_TASK DIRECTIONS:_
From the entries below, count the lines with "мойки". Write only the count.

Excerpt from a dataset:

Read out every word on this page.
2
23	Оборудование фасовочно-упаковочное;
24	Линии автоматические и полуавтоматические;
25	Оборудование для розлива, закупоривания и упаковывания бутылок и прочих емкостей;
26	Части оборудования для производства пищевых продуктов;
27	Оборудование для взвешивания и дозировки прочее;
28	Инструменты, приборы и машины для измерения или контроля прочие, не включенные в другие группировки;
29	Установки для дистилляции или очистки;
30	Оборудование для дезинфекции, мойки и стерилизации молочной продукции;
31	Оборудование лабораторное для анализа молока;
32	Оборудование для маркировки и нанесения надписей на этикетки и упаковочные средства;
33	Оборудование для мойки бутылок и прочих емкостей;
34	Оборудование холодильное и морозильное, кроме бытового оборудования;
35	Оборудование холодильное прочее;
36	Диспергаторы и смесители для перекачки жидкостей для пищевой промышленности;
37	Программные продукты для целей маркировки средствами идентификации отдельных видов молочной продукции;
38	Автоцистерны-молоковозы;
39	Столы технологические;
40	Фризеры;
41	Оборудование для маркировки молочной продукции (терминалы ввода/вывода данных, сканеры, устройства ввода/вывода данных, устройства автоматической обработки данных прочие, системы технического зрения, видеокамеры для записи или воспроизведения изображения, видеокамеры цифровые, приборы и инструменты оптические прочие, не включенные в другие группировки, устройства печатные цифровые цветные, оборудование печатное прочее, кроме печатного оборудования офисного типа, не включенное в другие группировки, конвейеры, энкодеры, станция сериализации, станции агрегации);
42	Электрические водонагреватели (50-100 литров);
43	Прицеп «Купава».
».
==
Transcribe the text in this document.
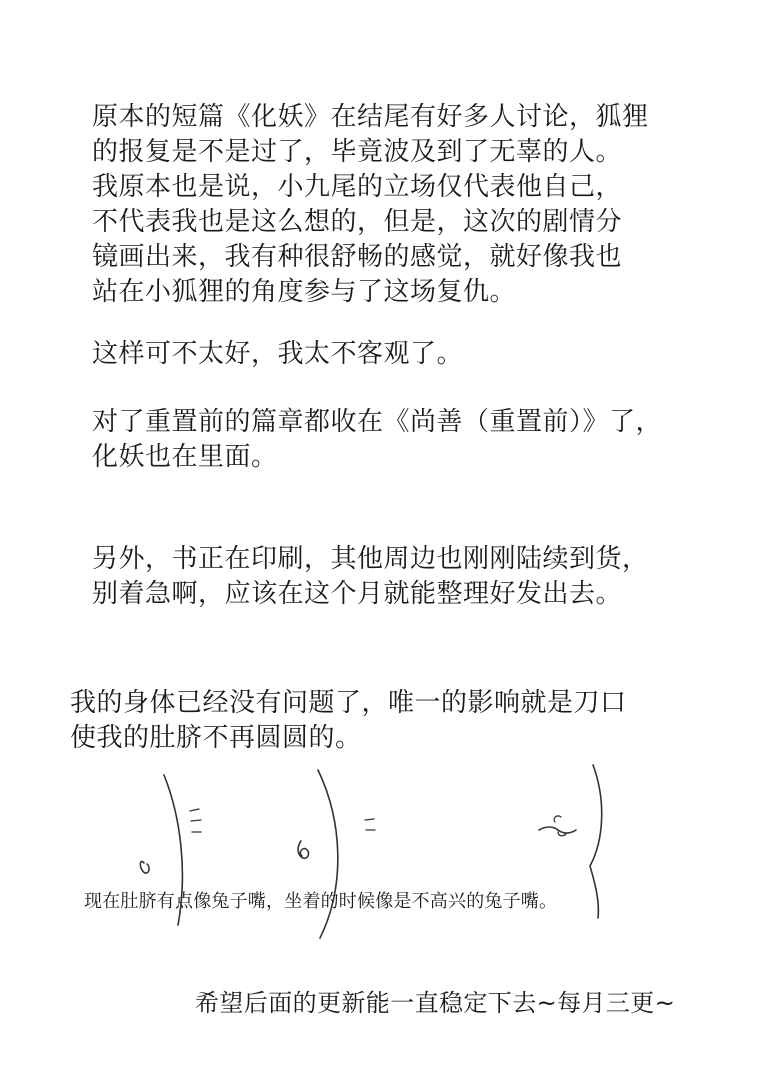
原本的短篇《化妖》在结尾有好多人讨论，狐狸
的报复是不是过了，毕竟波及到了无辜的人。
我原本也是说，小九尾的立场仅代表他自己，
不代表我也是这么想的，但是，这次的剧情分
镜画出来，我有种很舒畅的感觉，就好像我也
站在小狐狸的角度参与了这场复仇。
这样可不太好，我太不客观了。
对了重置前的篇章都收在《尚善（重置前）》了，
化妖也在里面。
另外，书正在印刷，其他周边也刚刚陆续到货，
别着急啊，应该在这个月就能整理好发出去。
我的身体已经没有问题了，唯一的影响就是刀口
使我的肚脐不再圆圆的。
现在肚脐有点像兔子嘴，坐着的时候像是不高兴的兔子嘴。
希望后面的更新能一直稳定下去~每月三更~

_SOLVED PROBLEM:_
2